• Aim
Exactly as written, quote every line that follows, skipping the images.

(Lines of data)
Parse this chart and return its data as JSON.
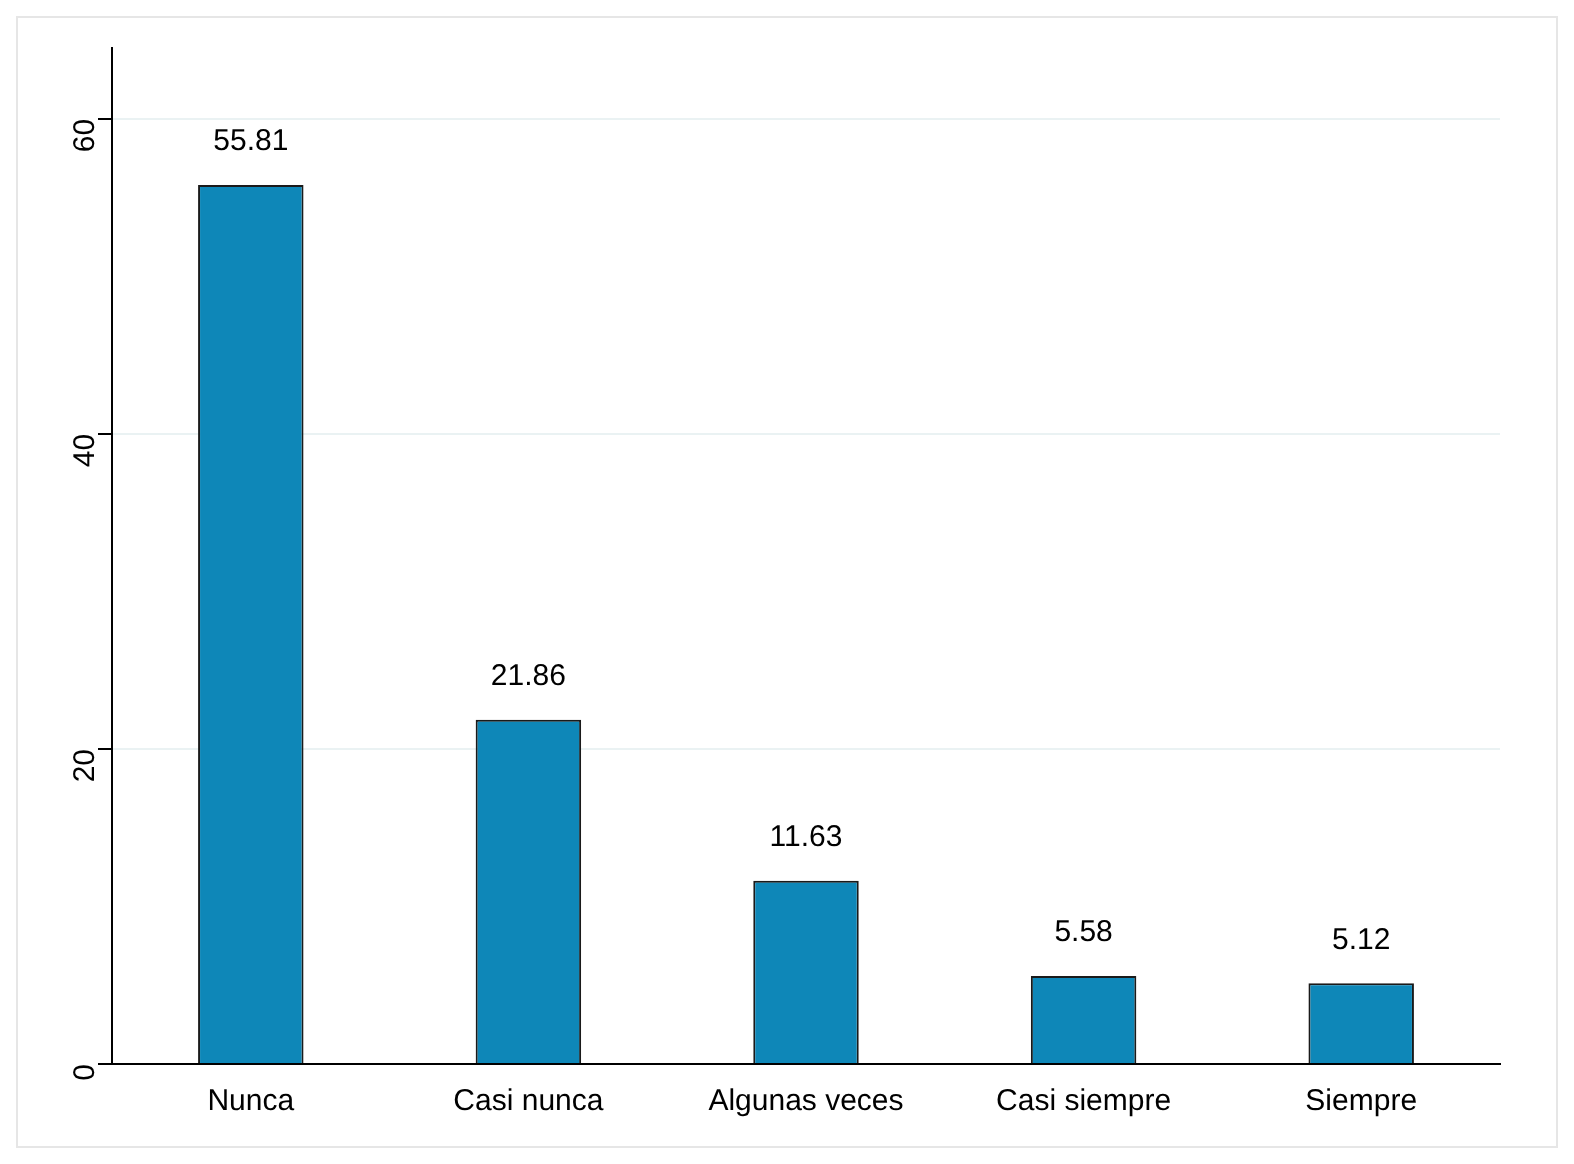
{
  "chart_data": {
    "type": "bar",
    "categories": [
      "Nunca",
      "Casi nunca",
      "Algunas veces",
      "Casi siempre",
      "Siempre"
    ],
    "values": [
      55.81,
      21.86,
      11.63,
      5.58,
      5.12
    ],
    "color": "#0e87b8",
    "ylim": [
      0,
      64.5
    ],
    "yticks": [
      0,
      20,
      40,
      60
    ],
    "grid": "y",
    "data_labels": true,
    "legend": false
  }
}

• The completed task
Parse this chart and return its data as JSON.
{
  "chart_data": {
    "type": "bar",
    "categories": [
      "Nunca",
      "Casi nunca",
      "Algunas veces",
      "Casi siempre",
      "Siempre"
    ],
    "values": [
      55.81,
      21.86,
      11.63,
      5.58,
      5.12
    ],
    "color": "#0e87b8",
    "ylim": [
      0,
      64.5
    ],
    "yticks": [
      0,
      20,
      40,
      60
    ],
    "grid": "y",
    "data_labels": true,
    "legend": false
  }
}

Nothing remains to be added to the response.